* start *

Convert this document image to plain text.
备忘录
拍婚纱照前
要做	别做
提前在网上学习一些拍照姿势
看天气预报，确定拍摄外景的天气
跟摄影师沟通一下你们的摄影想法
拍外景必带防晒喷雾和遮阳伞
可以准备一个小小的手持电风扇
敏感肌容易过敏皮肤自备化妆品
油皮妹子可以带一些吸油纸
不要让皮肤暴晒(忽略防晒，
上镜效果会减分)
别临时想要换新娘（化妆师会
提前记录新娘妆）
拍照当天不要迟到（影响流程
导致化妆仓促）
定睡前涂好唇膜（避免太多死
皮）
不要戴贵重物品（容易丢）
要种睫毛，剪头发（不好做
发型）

* end *

= Task statement =
Using the data above, print every record exactly as shown.

= Answer to the exercise =
Convert this document image to plain text.
备忘录
拍婚纱照前
要做	别做
提前在网上学习一些拍照姿势
看天气预报，确定拍摄外景的天气
跟摄影师沟通一下你们的摄影想法
拍外景必带防晒喷雾和遮阳伞
可以准备一个小小的手持电风扇
敏感肌容易过敏皮肤自备化妆品
油皮妹子可以带一些吸油纸
不要让皮肤暴晒(忽略防晒，
上镜效果会减分)
别临时想要换新娘（化妆师会
提前记录新娘妆）
拍照当天不要迟到（影响流程
导致化妆仓促）
定睡前涂好唇膜（避免太多死
皮）
不要戴贵重物品（容易丢）
要种睫毛，剪头发（不好做
发型）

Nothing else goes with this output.